■ **Work task**: For each statement, say whether it agrees with the text on Spring bean declarations, answering yes or no and quoting the deciding words of the text: 1. The annotation form for the XML "bean" declaration is "@Component". 2. The writer prefers to mix XML and annotations. 3. When Spring was first launched, beans were defined with annotations.
--- Supplied text ---
Ok, let me provide you with some history.
When Spring was first launched we defined all beans in XML; similarly to what
you are doing. However, if you take a closer look, you are not declaring the
“injection” of the properties because the properties are annotated with
“@Inject” in the class.
If we were to do the creation of “storageUtil” only in XML we would use
something like:
```
<bean id="storageUtil" class="com.cloud.storage.StorageUtil" >
<proerty name=”clusterDao” ref=”clusterDao” />
<proerty name=”hostDao” ref=”hostDao” />
<proerty name=”storagePoolDao” ref=”primaryDataStoreDao” />
<proerty name=”vmInstanceDao” ref=”vmInstanceDao” />
<proerty name=”volumeDao” ref=”volumeDao” />
</bean>
```
With time things evolved and annotations started to be used. Spring as other
frameworks adopted it. The annotation form for the “bean” declaration in XML is
“@Component”. There are other alternatives such as the “@Services”,
”@WebComponent”, and others. They are used as markers for beans that play a
role in different layers of the application (Frontend layer, service layer,
database and so on).
The annotation to mark properties that need to be injected are the “@Inject”
and “@Autowired”. In your case, you are not using the “property” element in XML
because you applied the “@Inject” annotation in your class properties.
I do prefer to use either everything in XML or everything in annotation form.
Therefore, you can simply remove this line here, and annotate the class with
“@Component”. Bear in mind that for the annotation to work we need to enable
the annotation scan, but I think ACS is already doing that.
--- Exercise data ---
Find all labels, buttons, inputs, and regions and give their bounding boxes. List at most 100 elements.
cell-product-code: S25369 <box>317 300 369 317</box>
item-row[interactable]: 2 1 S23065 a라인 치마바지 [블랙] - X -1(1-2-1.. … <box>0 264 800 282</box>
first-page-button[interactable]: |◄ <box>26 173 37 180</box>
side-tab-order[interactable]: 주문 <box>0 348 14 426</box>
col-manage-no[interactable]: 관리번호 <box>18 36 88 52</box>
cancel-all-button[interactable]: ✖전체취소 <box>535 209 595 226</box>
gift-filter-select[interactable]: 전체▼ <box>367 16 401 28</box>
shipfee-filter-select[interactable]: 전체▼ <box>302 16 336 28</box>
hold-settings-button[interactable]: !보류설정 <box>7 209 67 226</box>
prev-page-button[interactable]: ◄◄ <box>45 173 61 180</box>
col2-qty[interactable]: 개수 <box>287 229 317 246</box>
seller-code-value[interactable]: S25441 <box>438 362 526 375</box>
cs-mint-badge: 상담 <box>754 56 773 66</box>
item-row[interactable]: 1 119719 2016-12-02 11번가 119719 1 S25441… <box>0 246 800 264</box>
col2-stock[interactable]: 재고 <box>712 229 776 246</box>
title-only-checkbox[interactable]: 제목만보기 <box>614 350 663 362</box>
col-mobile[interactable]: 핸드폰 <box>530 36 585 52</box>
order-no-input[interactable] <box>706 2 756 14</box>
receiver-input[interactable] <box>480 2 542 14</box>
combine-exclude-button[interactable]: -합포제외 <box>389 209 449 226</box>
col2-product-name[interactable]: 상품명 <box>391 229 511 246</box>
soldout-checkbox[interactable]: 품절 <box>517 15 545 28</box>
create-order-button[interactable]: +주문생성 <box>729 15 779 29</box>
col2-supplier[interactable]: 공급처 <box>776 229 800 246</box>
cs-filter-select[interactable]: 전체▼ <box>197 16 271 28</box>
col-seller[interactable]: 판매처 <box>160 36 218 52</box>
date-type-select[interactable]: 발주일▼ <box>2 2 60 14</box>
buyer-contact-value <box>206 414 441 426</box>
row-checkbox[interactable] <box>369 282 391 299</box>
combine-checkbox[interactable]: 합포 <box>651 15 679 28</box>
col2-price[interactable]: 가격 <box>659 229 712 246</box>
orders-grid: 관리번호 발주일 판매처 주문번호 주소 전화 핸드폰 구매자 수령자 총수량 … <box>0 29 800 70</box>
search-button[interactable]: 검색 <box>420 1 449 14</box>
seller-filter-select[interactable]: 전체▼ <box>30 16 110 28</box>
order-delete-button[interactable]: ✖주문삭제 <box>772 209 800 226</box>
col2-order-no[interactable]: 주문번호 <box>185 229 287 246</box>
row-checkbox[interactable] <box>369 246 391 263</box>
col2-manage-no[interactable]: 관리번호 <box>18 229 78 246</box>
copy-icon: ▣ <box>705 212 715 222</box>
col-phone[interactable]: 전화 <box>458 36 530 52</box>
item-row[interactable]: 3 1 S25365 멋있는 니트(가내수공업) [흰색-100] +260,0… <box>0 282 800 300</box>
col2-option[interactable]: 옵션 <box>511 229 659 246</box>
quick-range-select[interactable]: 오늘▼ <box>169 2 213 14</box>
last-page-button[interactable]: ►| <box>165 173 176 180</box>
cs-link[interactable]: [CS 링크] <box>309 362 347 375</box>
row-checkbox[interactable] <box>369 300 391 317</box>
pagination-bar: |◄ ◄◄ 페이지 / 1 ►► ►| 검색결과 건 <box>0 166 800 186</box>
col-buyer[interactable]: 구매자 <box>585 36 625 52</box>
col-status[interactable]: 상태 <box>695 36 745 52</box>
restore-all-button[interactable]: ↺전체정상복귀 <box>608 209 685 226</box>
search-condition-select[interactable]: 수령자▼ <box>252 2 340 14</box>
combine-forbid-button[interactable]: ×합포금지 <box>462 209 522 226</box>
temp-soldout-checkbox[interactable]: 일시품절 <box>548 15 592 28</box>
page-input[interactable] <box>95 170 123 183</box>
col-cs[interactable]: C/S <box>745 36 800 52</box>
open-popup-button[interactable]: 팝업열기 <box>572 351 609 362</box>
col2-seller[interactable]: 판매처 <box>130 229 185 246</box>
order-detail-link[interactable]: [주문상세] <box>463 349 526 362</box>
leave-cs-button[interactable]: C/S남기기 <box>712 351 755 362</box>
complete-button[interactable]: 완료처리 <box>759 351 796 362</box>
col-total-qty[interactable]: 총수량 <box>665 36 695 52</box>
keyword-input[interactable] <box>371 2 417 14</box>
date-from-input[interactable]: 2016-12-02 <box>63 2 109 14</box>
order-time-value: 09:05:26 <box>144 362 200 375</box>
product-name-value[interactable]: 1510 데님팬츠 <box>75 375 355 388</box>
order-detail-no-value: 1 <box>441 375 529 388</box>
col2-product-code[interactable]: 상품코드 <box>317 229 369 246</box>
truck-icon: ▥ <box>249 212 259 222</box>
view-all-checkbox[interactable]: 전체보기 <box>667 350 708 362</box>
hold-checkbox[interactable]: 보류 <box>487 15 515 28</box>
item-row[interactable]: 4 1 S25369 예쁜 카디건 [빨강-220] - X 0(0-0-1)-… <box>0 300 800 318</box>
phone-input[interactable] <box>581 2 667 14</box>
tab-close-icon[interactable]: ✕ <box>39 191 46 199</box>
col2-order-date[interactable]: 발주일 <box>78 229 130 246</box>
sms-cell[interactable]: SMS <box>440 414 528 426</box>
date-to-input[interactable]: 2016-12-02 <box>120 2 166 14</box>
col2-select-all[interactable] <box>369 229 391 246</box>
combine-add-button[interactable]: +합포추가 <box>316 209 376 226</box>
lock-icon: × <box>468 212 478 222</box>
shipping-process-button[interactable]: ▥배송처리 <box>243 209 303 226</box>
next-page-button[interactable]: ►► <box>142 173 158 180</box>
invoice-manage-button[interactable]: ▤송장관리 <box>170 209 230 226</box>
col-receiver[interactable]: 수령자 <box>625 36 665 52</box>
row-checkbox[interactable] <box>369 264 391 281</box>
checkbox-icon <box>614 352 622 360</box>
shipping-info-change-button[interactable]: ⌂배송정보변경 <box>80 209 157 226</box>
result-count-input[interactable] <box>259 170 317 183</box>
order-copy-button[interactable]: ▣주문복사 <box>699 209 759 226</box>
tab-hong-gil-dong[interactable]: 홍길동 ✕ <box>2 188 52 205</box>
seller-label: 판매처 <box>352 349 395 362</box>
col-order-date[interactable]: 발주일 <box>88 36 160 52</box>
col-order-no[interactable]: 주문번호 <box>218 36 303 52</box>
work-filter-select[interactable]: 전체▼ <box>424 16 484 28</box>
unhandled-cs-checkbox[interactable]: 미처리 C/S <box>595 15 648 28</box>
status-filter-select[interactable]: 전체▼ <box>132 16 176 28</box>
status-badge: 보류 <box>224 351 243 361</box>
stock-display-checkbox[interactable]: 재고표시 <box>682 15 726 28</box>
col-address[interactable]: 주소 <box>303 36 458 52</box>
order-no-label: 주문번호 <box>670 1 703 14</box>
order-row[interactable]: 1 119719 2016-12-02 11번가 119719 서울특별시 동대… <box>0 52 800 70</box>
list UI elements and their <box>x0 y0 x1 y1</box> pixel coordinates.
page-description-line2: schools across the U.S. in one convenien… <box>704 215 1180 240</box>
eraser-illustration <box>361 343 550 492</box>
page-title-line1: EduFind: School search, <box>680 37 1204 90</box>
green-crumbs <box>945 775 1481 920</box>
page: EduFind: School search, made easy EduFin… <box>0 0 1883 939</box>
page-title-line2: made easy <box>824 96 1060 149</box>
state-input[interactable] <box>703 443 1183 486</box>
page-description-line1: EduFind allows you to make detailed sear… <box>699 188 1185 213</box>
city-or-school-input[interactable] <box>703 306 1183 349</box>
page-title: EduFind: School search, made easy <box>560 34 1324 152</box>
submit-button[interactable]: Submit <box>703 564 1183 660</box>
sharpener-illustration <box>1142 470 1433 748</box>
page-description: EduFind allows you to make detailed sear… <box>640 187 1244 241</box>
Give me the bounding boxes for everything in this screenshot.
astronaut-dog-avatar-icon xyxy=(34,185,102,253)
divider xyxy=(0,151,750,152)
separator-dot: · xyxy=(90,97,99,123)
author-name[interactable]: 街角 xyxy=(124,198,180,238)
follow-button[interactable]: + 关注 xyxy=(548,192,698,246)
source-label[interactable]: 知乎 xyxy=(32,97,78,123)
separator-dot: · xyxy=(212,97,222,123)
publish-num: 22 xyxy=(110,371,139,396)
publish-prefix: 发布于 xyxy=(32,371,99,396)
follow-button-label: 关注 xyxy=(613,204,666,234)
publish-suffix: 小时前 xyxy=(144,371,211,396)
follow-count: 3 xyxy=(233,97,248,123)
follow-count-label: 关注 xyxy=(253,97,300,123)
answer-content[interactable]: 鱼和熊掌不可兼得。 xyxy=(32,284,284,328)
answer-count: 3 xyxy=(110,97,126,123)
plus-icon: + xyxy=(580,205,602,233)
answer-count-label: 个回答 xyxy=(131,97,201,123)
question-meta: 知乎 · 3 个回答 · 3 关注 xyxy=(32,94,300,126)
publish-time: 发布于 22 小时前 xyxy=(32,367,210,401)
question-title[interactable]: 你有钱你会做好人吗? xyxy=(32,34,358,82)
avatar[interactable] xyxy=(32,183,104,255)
---
■ **Worked solution**:
1. Yes: "The annotation form for the “bean” declaration in XML is “@Component”."
2. No: "I do prefer to use either everything in XML or everything in annotation form."
3. No: "When Spring was first launched we defined all beans in XML"